▸ **EXTRACT PROVIDED**

______

The Three Leagues, sometimes referred to as Raetia, was the alliance of 1471 of the League of God's House, the League of the Ten Jurisdictions, and the Grey League, leading eventually to the formation of the Swiss canton of Graubünden (Grisons).

The territory corresponds to the core territory of Raetia Curiensis (ruled by the bishops of Chur as Prince-Bishopric of Chur), the early medieval remnant of the Roman province of Raetia prima.

League of God's House

On 29 January 1367, the League of God's House (, , ), was founded to resist the rising power of the Bishopric of Chur and the House of Habsburg. Bishop Peter Gelyto reacted by transferring the bishopric to the Habsburgs in exchange for a pension from the ducal house.

The instrument of union was signed by envoys of the cathedral chapter, the episcopal Ministerialis, the city of Chur and the districts of Domleschg, Schams, Oberhalbstein, Oberengadin, Unterengadin and Bergell. Other districts joined the league subsequently, including the Poschiavo in 1408 and the Vier Dörfer in 1450.

For some time, Unterengadin, Münstertal and the upper Vinschgau were disputed between the Bishopric of Chur and the County of Tyrol. While the first two could shake off the rule of the Habsburgs as count of Tyrol, in 1618, Untercalven was separated from the League as the last part of the Vinschgau.

With its capital in Chur, the League was composed of the following districts:
Chur
Bergell: districts of Ober- and Unterporta
Calven: districts of Obercalven (Münstertal) and Untercalven (Upper Vinschgau)
Domleschg: districts of Ortenstein (since 1788 divided into: Ortenstein im Boden and Ortenstein im Berg) and Fürstenau
Greifenstein: districts of Bergün and Obervaz
Oberengadin: (divided since 1438) districts of Sur and Suot Funtauna Merla
Oberhalbstein: districts of Oberhalbstein and Tiefencastel
Poschiavo
Ramosch-Stalla-Avers: districts of Ramosch and Stalla (Bivio)–Avers
Unterengadin: districts of Ober- and Untertasna
Vier Dörfer

Grey League

The Grey League () was founded in 1395 in the Upper Rhine valley, as a reaction to various feuds between the Barony of Belmont, the Lordship of Sax, the Barony of Rhäzüns, the Barony of Vaz, County of Werdenberg, Disentis Abbey and the Bishopric of Chur. The capital of the League was Ilanz. The name Grey League is derived from the homespun grey clothes worn by the people; the name of this league later gave its name to the canton of Graubünden.

______

▸ **EXTRACTED ENTRIES**
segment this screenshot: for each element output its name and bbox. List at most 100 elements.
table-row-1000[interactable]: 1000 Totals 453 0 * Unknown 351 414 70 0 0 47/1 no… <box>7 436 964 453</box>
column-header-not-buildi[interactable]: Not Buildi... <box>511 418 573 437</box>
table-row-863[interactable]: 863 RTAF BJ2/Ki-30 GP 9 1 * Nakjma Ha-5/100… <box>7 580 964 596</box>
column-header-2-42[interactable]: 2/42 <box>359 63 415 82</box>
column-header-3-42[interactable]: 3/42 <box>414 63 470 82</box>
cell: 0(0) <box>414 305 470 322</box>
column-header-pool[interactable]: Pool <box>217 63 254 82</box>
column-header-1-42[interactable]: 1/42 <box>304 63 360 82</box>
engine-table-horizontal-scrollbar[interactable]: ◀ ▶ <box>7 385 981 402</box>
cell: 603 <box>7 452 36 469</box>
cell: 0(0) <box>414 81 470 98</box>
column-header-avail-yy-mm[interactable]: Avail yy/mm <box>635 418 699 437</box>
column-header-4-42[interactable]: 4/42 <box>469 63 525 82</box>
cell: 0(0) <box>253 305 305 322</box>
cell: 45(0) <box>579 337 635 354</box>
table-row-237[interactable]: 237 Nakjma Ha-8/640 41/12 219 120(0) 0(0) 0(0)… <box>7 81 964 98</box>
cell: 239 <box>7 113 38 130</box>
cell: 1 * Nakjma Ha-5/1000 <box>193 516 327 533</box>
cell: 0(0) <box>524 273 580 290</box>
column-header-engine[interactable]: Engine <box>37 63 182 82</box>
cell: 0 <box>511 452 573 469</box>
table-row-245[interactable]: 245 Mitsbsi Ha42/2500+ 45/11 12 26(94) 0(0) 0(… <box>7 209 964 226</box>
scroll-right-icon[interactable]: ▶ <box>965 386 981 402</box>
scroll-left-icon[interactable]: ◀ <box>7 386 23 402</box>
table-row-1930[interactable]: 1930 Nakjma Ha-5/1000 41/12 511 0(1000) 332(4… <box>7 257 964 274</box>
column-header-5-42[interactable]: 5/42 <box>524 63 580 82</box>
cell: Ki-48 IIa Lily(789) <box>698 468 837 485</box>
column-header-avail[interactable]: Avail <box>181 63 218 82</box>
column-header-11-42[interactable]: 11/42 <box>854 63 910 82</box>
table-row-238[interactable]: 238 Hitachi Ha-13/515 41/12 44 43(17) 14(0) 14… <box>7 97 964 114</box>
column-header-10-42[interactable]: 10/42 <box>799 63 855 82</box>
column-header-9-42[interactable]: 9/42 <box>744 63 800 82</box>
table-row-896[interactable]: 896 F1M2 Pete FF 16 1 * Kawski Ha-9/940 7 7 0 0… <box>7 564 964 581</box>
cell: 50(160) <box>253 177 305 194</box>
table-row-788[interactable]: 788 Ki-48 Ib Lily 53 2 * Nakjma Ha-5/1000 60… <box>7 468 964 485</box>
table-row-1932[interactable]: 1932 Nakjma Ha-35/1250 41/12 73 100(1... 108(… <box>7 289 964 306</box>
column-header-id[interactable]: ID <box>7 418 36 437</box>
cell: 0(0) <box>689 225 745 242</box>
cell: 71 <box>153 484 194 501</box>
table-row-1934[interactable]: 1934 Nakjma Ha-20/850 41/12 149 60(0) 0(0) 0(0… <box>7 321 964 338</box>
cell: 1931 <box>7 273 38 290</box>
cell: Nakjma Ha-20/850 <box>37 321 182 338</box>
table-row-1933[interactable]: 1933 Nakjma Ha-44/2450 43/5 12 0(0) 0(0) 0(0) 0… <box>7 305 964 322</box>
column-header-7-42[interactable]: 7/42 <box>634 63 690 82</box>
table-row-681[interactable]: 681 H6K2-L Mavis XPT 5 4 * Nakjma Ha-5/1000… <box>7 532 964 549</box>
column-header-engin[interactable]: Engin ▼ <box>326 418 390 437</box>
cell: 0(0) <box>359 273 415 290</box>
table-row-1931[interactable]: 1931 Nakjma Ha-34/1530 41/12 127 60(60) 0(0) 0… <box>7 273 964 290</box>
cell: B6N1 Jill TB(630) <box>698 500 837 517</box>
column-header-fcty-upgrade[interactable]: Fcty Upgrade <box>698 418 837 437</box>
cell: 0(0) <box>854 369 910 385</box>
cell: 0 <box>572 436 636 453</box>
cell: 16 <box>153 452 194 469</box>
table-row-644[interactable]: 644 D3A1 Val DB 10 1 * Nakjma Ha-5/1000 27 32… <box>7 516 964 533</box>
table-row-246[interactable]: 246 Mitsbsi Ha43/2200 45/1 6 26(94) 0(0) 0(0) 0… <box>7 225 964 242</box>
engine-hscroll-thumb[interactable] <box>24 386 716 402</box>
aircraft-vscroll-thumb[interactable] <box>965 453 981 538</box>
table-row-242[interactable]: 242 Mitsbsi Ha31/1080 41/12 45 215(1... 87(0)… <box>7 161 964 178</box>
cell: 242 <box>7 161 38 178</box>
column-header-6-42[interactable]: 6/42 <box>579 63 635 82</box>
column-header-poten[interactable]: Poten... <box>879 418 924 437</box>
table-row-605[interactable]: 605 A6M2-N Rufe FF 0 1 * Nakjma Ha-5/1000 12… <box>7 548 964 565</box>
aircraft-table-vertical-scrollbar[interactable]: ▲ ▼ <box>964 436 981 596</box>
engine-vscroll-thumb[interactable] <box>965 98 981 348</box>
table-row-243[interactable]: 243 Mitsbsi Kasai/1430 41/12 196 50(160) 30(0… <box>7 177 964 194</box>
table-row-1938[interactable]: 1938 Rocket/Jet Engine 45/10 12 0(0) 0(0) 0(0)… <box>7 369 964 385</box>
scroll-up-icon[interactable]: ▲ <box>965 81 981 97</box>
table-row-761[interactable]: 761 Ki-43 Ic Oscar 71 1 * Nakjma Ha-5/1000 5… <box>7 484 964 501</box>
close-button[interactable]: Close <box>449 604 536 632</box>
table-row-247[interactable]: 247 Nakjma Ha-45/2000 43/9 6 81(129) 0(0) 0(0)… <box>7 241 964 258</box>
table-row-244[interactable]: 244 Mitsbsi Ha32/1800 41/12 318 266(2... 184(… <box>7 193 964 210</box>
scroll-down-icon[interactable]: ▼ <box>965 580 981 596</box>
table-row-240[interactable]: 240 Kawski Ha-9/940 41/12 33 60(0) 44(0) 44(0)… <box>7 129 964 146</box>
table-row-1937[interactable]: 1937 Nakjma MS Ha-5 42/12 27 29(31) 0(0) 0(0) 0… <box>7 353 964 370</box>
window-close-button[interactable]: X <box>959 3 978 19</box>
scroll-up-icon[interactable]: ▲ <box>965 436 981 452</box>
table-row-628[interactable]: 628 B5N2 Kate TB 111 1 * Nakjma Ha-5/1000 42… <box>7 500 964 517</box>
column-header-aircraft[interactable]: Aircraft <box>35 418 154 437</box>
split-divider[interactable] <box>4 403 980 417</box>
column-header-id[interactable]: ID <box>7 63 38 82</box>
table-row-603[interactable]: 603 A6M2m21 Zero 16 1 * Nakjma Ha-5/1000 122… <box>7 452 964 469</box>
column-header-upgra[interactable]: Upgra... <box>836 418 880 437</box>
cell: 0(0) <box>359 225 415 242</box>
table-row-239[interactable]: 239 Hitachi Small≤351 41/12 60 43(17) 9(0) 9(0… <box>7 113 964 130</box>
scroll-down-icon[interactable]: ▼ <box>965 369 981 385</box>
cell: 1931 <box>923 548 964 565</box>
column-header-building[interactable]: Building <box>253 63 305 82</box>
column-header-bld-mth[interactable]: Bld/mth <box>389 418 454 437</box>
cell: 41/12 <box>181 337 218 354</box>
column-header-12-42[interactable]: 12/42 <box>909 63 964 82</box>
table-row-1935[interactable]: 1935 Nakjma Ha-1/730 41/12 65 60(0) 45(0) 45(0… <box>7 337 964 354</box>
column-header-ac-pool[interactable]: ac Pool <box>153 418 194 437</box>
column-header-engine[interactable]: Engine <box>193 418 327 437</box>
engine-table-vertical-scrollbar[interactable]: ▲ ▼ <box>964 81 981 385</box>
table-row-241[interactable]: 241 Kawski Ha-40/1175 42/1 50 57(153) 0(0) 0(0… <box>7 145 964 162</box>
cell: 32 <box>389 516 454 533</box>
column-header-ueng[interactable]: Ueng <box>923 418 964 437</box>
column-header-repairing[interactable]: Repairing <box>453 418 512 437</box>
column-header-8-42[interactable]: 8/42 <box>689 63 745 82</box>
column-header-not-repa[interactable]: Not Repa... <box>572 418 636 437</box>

______

▸ **TASK OBJECTIVE**
Repeat this part of the text on the Three Leagues exactly, beginning at the words that have "The Three Leagues, sometimes" and stopping after "of Raetia prima.".

▸ **TASK SOLUTION**
The Three Leagues, sometimes referred to as Raetia, was the alliance of 1471 of the League of God's House, the League of the Ten Jurisdictions, and the Grey League, leading eventually to the formation of the Swiss canton of Graubünden (Grisons).

The territory corresponds to the core territory of Raetia Curiensis (ruled by the bishops of Chur as Prince-Bishopric of Chur), the early medieval remnant of the Roman province of Raetia prima.